**Given exercise**
From the listing below, pull out every line where the string "JSON" appears.

--- Begin ---

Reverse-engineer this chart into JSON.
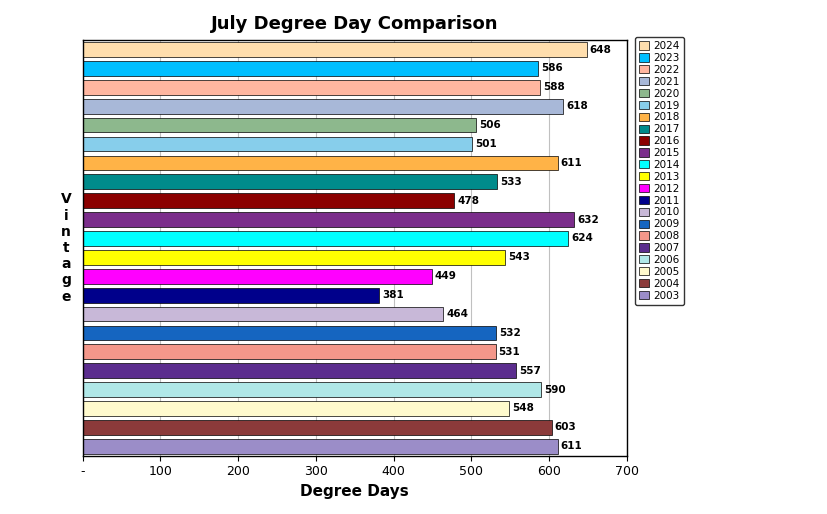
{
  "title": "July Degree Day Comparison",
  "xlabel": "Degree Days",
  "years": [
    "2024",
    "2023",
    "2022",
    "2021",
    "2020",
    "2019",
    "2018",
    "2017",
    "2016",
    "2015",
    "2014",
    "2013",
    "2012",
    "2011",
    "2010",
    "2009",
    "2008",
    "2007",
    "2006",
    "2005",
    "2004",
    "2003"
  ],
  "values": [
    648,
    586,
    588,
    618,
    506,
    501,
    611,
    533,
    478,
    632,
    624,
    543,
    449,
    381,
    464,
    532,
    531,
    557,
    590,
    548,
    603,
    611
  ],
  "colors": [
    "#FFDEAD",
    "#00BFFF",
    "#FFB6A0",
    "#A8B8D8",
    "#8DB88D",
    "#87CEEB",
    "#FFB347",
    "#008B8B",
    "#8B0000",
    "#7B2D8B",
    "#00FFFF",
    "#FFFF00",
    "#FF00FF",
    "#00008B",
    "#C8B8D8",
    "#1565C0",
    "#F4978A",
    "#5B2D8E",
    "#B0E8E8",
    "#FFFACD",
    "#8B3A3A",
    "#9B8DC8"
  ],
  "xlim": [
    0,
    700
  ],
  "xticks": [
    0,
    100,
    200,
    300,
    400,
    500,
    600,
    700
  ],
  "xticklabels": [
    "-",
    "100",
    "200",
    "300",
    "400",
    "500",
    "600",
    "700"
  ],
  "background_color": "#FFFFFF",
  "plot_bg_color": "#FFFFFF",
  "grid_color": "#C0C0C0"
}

--- End ---
--- Begin ---

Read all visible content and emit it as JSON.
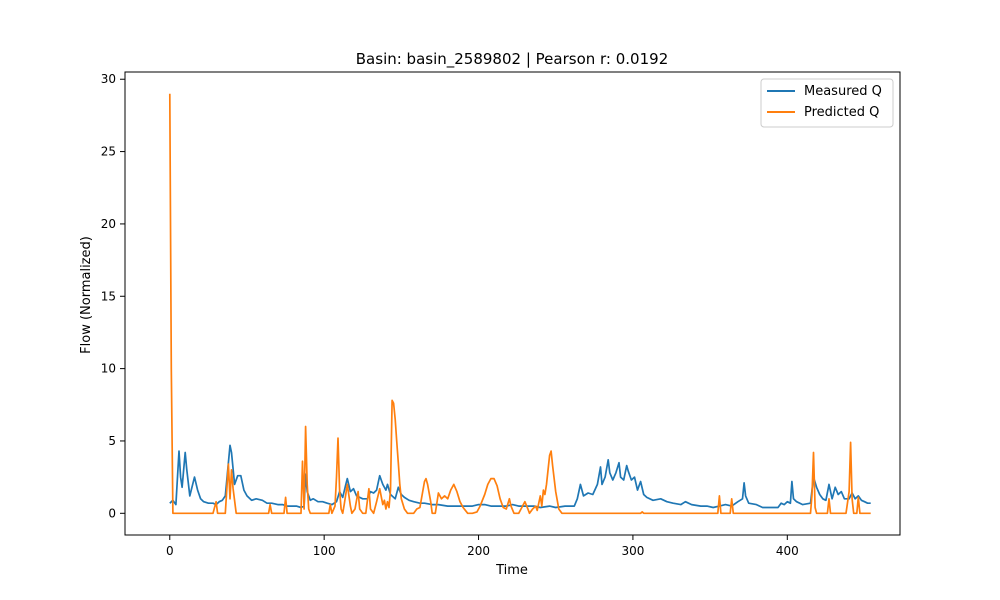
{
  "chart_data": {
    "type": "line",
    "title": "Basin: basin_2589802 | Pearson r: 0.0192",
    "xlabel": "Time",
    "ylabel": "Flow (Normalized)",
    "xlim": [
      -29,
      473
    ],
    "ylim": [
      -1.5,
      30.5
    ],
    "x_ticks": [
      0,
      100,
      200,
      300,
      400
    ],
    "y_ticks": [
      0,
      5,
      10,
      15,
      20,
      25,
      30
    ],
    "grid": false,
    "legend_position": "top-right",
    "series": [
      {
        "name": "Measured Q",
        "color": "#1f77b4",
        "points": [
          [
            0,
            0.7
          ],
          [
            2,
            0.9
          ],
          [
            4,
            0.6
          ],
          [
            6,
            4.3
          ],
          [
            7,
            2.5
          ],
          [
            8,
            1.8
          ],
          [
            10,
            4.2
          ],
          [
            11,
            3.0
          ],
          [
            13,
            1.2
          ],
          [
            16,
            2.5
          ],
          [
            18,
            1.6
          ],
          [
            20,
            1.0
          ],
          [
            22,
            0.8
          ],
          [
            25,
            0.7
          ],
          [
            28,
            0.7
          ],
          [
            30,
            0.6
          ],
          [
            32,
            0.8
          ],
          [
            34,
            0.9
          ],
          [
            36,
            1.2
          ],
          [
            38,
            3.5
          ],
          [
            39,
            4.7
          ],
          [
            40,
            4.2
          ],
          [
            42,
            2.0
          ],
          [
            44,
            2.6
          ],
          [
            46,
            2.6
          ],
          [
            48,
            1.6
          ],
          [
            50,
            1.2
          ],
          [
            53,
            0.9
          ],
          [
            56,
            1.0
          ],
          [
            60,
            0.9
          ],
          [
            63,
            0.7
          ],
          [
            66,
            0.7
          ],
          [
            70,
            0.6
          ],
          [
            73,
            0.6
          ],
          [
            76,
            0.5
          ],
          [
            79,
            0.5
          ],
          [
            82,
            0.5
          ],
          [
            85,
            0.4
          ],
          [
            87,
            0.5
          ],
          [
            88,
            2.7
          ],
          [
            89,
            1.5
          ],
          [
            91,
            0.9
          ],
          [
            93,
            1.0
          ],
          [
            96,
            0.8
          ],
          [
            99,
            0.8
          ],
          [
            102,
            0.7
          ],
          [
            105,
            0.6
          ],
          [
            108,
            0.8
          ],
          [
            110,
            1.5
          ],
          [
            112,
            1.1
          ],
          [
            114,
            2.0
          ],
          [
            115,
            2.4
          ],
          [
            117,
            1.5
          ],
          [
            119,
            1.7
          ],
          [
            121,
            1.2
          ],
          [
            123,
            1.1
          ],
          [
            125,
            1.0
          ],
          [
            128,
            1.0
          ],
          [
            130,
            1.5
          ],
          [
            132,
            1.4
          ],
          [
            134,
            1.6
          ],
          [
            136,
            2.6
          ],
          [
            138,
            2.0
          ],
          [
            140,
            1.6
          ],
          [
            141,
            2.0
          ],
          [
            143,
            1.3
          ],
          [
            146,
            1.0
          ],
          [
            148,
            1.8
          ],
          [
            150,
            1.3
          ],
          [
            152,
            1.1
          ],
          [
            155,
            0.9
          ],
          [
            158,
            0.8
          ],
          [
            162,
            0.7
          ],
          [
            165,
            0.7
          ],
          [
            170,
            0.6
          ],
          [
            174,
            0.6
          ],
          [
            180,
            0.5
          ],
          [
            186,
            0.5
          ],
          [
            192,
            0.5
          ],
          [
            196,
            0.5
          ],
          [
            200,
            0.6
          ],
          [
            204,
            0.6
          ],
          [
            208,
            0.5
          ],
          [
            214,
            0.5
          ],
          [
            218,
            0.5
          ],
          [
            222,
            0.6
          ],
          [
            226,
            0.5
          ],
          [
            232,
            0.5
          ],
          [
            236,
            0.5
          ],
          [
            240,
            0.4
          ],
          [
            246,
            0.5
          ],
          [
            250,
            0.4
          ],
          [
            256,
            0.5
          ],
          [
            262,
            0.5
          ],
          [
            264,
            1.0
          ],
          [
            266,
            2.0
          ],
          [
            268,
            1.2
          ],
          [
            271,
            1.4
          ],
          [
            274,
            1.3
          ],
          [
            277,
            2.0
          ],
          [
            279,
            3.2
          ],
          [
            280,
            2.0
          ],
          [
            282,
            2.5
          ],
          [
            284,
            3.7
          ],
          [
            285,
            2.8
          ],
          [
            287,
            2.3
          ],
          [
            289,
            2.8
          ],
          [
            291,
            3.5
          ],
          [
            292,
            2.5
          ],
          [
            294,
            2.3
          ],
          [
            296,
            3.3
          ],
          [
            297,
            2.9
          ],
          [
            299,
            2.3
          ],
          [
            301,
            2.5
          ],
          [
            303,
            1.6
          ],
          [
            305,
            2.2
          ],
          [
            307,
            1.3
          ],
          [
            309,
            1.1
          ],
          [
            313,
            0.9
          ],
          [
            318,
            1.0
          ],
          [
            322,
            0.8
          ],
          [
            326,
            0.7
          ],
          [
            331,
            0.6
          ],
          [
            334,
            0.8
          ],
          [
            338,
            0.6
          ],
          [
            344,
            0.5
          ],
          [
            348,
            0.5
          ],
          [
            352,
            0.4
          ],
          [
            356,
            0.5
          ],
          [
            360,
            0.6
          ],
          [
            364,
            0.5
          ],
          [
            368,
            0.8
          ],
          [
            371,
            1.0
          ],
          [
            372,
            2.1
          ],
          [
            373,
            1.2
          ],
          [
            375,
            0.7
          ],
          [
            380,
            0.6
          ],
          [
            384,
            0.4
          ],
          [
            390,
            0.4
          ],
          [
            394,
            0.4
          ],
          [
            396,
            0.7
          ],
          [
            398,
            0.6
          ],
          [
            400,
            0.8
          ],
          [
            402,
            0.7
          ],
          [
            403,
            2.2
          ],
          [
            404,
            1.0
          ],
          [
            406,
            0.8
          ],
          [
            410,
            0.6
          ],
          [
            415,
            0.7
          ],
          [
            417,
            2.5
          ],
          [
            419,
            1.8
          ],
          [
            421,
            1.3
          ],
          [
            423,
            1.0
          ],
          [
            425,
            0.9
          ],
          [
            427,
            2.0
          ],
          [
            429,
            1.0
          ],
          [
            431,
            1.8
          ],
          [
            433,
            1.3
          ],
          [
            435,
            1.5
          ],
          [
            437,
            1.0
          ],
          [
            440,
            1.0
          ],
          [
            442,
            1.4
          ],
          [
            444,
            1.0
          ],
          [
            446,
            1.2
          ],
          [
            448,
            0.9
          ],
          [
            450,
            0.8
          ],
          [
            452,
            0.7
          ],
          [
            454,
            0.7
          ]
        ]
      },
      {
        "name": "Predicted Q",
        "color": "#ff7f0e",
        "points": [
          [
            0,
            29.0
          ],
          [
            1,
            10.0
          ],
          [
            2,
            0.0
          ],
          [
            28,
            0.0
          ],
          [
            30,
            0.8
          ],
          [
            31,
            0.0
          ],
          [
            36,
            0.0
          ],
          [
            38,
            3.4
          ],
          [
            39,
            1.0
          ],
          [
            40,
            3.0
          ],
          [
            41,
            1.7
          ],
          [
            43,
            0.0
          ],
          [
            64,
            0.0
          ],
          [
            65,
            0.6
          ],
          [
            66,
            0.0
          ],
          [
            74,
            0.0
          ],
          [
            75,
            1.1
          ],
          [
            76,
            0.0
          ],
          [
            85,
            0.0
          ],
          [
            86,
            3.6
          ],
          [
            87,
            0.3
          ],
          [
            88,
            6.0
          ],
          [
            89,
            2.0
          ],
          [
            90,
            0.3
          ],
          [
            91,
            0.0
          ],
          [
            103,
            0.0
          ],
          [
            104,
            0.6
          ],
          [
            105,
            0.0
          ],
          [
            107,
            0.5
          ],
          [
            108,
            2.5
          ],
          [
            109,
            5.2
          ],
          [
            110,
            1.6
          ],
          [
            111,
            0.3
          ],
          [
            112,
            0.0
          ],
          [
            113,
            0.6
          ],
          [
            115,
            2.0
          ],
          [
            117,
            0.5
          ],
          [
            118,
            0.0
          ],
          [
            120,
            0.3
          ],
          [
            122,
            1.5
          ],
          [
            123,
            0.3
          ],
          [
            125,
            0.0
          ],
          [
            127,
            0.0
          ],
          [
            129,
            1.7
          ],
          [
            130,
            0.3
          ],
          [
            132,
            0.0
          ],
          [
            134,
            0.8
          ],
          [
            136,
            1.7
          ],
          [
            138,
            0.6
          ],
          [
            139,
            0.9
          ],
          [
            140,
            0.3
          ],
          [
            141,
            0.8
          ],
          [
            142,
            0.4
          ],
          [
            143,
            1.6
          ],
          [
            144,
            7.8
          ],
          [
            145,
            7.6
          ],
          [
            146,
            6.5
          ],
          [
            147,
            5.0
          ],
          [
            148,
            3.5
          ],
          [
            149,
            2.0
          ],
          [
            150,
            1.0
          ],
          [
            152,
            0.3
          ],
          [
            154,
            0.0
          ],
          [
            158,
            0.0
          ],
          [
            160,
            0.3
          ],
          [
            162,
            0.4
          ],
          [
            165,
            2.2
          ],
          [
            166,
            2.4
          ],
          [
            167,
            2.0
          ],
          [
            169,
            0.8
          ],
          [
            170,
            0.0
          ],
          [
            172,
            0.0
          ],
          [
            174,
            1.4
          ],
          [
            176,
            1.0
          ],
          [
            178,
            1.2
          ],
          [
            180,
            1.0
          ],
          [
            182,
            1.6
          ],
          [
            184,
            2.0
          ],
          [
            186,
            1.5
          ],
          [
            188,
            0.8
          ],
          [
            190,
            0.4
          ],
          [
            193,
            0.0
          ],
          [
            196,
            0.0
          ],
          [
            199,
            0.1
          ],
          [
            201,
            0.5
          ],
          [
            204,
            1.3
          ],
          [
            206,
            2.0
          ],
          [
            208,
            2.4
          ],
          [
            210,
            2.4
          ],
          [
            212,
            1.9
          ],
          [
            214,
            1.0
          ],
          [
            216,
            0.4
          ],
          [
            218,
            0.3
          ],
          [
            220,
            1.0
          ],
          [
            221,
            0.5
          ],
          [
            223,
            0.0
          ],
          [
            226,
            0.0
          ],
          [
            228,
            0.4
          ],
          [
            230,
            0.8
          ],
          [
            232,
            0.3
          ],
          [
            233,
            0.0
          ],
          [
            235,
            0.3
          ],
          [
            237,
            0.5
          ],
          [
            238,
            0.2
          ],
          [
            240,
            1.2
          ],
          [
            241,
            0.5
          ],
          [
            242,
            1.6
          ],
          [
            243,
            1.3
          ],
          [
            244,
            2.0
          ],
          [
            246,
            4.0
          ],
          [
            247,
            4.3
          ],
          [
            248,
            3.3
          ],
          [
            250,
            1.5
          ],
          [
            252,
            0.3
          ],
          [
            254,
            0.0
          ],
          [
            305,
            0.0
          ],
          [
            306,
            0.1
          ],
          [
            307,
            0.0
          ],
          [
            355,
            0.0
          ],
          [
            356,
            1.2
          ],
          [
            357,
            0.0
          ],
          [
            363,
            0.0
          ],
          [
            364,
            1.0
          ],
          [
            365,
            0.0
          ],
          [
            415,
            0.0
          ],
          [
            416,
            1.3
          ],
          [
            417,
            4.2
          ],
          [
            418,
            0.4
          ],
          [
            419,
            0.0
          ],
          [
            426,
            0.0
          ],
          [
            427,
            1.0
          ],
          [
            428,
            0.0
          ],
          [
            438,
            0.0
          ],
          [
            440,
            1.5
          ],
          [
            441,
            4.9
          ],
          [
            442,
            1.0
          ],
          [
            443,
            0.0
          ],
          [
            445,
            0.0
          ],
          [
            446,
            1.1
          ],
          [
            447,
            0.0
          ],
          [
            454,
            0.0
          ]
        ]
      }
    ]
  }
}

--- End ---

**Full solution**
Reverse-engineer this chart into JSON.
Read all visible content and emit it as JSON.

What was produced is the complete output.